- _SET EXERCISE_: Rewrite the records from the start through the line containing "study-ci-text: 1.26 (0.70, 2.30)", replacing "effect-square" with "effect-box" and leaving everything else unchanged.

- _GIVEN RECORDS_:
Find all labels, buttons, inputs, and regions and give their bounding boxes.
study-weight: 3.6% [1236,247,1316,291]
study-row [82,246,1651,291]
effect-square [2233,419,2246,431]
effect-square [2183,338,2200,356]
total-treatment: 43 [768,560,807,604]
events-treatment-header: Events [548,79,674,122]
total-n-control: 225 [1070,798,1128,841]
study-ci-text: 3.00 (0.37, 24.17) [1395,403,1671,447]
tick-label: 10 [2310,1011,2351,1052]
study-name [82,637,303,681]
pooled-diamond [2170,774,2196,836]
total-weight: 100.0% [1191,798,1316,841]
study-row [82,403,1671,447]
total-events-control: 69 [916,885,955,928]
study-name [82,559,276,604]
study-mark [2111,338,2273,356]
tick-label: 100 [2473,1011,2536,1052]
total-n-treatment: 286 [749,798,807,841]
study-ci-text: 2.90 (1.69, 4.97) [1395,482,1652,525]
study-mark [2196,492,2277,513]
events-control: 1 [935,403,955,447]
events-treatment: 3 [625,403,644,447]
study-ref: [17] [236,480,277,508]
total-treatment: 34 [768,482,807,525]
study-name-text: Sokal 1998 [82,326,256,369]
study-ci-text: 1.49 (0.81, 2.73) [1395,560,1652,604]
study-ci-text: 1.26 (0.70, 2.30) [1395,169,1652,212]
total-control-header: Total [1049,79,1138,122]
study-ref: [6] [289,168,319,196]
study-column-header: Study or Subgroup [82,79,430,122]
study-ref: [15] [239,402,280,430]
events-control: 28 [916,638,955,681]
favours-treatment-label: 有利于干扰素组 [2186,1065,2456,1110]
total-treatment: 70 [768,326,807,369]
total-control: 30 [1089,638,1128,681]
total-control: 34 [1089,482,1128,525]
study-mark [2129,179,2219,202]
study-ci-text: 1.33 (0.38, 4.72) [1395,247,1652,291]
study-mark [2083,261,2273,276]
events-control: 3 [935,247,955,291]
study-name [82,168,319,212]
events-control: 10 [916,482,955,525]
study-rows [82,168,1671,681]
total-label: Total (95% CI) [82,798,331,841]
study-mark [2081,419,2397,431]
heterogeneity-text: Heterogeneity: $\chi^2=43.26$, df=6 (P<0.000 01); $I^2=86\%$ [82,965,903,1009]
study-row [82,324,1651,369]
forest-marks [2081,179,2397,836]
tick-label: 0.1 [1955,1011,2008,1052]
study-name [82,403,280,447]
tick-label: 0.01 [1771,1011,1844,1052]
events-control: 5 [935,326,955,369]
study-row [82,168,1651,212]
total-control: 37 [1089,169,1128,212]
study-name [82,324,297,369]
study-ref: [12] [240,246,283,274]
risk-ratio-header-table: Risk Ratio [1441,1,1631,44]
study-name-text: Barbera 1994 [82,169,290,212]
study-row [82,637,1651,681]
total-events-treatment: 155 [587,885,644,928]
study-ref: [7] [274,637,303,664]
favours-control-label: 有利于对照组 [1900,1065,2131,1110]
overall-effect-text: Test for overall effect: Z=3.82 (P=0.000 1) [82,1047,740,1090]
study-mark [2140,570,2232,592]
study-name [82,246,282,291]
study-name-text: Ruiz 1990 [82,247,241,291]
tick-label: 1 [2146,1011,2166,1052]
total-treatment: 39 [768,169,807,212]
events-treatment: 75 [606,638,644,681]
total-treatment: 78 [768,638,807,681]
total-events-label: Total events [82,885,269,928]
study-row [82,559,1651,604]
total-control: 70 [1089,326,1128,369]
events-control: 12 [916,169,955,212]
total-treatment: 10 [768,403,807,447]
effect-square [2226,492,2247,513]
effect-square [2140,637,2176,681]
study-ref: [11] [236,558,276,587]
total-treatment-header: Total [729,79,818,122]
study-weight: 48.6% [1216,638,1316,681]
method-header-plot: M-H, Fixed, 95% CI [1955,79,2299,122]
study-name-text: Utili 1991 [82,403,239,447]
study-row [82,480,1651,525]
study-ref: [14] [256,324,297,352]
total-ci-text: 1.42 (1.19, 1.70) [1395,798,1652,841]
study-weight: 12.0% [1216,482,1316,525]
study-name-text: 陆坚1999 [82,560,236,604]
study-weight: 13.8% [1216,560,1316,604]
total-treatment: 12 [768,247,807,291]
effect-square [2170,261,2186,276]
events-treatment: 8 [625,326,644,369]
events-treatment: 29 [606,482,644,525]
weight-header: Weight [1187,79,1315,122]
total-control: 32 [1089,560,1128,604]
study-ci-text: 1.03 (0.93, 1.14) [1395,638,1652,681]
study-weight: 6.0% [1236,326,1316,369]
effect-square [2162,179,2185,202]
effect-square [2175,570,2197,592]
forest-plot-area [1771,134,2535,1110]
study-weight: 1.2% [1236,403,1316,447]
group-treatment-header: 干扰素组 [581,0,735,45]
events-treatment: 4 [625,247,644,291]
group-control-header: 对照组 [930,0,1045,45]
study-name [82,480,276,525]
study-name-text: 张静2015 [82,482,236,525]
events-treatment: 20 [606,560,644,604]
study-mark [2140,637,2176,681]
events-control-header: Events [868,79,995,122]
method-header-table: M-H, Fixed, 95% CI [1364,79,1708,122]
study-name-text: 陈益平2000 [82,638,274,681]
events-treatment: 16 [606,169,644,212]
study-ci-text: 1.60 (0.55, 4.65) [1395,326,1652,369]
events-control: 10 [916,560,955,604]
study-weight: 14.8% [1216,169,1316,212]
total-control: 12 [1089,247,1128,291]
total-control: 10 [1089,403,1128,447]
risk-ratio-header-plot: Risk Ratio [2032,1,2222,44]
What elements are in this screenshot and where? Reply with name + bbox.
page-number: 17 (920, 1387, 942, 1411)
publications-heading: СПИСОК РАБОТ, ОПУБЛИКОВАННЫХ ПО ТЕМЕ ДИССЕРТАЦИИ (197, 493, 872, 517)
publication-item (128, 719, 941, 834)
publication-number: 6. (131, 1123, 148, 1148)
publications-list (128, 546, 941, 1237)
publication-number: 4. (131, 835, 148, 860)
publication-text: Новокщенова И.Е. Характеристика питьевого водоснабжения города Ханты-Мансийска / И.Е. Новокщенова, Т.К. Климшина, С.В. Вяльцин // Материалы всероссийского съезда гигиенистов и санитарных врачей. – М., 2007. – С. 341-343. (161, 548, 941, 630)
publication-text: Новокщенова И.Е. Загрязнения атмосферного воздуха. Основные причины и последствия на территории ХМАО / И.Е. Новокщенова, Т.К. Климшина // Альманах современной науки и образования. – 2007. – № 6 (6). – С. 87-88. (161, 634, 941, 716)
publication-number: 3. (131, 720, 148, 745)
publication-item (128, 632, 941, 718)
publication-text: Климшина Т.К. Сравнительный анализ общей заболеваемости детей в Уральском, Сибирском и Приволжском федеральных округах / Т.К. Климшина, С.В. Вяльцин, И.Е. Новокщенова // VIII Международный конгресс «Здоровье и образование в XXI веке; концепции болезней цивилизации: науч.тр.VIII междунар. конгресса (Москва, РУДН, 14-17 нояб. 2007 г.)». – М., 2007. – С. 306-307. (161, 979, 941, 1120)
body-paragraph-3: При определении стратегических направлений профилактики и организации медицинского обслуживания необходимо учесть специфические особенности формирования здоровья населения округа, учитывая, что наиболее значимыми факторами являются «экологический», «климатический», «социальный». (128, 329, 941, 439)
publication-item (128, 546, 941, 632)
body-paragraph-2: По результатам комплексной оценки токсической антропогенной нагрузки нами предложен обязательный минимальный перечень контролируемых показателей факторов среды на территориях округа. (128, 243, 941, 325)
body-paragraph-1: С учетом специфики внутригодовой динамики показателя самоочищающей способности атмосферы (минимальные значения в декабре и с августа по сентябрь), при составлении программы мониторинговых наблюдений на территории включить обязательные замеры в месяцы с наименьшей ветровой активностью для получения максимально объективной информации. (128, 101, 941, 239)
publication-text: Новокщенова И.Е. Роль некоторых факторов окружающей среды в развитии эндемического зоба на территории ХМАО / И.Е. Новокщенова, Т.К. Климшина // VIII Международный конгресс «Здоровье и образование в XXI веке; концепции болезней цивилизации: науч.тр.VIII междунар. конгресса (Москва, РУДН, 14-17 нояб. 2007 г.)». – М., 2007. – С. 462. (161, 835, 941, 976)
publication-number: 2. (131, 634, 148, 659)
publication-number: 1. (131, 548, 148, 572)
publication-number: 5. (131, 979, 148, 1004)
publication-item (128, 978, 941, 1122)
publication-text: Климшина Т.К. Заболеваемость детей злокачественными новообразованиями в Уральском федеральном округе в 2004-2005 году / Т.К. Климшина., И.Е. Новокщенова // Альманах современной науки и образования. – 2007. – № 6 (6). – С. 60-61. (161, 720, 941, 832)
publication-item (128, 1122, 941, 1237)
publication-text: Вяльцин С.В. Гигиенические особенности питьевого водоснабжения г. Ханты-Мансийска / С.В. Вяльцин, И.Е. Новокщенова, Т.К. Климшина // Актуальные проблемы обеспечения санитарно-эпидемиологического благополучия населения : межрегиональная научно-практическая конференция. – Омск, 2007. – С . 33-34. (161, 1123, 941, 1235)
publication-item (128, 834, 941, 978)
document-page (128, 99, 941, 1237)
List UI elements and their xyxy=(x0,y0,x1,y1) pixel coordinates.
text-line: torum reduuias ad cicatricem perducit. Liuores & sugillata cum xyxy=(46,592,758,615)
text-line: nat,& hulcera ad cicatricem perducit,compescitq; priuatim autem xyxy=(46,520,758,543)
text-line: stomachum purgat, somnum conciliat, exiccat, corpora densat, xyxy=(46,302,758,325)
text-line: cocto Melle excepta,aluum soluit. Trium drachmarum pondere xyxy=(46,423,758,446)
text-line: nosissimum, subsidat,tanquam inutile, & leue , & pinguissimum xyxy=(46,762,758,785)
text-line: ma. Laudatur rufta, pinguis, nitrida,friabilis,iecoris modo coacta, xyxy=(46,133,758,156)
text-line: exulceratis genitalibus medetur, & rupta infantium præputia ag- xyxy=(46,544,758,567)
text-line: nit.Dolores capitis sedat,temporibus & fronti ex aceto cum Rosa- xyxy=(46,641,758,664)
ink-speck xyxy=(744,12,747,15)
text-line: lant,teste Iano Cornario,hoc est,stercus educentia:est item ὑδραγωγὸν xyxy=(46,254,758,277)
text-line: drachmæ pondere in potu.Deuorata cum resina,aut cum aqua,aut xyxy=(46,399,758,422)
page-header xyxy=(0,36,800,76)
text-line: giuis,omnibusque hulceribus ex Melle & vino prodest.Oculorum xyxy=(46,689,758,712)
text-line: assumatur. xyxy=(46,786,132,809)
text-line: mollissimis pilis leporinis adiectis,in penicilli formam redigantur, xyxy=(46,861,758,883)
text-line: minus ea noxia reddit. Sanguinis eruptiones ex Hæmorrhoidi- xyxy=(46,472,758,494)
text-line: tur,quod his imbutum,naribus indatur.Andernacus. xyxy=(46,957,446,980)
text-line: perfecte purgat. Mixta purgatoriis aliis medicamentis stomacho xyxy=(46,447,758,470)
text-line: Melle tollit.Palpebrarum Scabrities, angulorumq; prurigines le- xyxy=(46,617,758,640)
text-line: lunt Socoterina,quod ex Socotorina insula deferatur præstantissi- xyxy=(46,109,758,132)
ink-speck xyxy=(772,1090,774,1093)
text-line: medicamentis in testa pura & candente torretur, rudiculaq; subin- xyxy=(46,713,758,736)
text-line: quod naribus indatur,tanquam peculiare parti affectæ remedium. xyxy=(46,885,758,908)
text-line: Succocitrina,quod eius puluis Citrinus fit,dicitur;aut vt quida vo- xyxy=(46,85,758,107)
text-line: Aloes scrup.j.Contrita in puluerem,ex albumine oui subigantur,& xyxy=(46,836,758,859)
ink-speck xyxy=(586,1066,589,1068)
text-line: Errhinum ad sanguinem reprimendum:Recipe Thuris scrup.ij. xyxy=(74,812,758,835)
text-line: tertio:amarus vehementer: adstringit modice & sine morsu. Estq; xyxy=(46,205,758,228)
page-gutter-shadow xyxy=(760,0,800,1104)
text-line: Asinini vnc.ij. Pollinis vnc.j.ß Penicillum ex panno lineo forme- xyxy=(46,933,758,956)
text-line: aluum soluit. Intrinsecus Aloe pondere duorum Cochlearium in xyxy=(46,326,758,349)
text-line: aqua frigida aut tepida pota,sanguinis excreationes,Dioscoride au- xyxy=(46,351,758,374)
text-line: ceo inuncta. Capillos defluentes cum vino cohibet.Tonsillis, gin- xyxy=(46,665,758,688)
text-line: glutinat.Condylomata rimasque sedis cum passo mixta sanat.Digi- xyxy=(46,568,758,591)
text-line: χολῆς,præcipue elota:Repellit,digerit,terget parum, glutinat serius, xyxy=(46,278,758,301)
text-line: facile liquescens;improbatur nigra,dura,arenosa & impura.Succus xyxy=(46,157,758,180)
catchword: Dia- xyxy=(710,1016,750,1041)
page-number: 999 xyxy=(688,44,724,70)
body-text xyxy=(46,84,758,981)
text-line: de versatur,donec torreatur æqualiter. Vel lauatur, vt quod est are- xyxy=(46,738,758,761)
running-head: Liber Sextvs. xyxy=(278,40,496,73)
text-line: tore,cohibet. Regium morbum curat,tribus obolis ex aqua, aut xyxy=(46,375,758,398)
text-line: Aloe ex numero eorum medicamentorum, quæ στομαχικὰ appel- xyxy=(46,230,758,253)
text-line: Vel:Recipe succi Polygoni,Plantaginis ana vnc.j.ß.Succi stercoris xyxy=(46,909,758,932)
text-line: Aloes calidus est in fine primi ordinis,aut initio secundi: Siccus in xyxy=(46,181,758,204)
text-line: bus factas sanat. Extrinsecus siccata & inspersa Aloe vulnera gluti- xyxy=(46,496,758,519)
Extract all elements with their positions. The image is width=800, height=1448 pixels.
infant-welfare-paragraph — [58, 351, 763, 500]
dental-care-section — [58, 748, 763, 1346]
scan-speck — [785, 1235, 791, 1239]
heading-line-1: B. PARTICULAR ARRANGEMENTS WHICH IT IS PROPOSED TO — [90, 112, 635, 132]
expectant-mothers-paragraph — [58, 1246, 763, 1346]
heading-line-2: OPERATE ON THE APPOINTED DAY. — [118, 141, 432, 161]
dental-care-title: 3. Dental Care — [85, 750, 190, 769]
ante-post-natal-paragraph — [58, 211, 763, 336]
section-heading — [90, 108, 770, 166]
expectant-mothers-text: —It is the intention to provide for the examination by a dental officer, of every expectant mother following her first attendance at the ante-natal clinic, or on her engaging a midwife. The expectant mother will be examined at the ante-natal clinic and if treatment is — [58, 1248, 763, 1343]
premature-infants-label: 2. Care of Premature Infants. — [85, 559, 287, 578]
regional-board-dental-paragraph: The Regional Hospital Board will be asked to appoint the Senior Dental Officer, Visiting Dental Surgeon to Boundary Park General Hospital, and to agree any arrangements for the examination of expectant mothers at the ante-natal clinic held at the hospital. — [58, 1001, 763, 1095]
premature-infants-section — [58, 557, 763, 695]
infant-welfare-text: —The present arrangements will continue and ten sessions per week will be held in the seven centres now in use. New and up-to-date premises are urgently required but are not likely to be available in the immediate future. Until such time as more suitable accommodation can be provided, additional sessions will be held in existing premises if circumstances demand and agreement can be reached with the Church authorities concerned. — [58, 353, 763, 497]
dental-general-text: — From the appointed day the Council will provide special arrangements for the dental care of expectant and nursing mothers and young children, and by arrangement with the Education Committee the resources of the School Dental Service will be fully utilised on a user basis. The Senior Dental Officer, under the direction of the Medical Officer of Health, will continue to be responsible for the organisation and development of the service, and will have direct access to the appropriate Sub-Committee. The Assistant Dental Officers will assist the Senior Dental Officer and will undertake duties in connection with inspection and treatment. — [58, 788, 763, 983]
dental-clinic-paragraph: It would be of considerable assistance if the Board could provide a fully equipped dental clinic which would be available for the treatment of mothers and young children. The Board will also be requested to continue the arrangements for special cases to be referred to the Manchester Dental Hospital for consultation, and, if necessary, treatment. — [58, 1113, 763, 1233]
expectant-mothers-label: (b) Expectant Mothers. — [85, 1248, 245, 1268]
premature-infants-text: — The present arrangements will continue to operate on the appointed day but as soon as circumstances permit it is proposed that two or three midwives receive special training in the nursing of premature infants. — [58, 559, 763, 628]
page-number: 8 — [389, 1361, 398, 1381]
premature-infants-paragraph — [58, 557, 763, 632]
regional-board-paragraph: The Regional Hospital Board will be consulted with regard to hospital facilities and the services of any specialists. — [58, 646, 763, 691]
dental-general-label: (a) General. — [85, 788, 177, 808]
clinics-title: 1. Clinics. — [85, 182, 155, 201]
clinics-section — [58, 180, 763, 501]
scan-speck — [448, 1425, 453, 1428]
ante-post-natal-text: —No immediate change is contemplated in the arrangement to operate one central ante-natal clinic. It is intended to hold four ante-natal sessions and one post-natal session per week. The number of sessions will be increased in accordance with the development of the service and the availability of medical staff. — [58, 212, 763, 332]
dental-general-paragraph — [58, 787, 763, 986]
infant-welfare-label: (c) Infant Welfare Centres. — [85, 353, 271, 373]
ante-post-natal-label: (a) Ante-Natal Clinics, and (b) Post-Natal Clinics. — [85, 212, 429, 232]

- _RESULT OF THIS EXERCISE_:
Find all labels, buttons, inputs, and regions and give their bounding boxes.
study-weight: 3.6% [1236,247,1316,291]
study-row [82,246,1651,291]
effect-box [2233,419,2246,431]
effect-box [2183,338,2200,356]
total-treatment: 43 [768,560,807,604]
events-treatment-header: Events [548,79,674,122]
total-n-control: 225 [1070,798,1128,841]
study-ci-text: 3.00 (0.37, 24.17) [1395,403,1671,447]
tick-label: 10 [2310,1011,2351,1052]
study-name [82,637,303,681]
pooled-diamond [2170,774,2196,836]
total-weight: 100.0% [1191,798,1316,841]
study-row [82,403,1671,447]
total-events-control: 69 [916,885,955,928]
study-name [82,559,276,604]
study-mark [2111,338,2273,356]
tick-label: 100 [2473,1011,2536,1052]
total-n-treatment: 286 [749,798,807,841]
study-ci-text: 2.90 (1.69, 4.97) [1395,482,1652,525]
study-mark [2196,492,2277,513]
events-control: 1 [935,403,955,447]
events-treatment: 3 [625,403,644,447]
study-ref: [17] [236,480,277,508]
total-treatment: 34 [768,482,807,525]
study-name-text: Sokal 1998 [82,326,256,369]
study-ci-text: 1.49 (0.81, 2.73) [1395,560,1652,604]
study-ci-text: 1.26 (0.70, 2.30) [1395,169,1652,212]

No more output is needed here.